Print the full listing exactly.

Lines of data
%%
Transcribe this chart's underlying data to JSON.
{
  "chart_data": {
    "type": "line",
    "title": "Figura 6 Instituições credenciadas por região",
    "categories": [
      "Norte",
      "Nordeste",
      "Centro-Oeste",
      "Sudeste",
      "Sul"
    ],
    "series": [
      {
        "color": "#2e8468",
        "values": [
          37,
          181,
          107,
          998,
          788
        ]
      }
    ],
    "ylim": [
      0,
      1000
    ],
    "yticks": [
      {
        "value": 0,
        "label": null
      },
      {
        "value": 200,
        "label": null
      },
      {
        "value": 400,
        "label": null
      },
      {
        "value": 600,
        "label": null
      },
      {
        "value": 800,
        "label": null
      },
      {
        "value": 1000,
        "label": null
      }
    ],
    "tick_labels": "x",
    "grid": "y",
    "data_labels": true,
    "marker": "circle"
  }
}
%%
### THE COMPLETED TASK
Transcribe this chart's underlying data to JSON.
{
  "chart_data": {
    "type": "line",
    "title": "Figura 6 Instituições credenciadas por região",
    "categories": [
      "Norte",
      "Nordeste",
      "Centro-Oeste",
      "Sudeste",
      "Sul"
    ],
    "series": [
      {
        "color": "#2e8468",
        "values": [
          37,
          181,
          107,
          998,
          788
        ]
      }
    ],
    "ylim": [
      0,
      1000
    ],
    "yticks": [
      {
        "value": 0,
        "label": null
      },
      {
        "value": 200,
        "label": null
      },
      {
        "value": 400,
        "label": null
      },
      {
        "value": 600,
        "label": null
      },
      {
        "value": 800,
        "label": null
      },
      {
        "value": 1000,
        "label": null
      }
    ],
    "tick_labels": "x",
    "grid": "y",
    "data_labels": true,
    "marker": "circle"
  }
}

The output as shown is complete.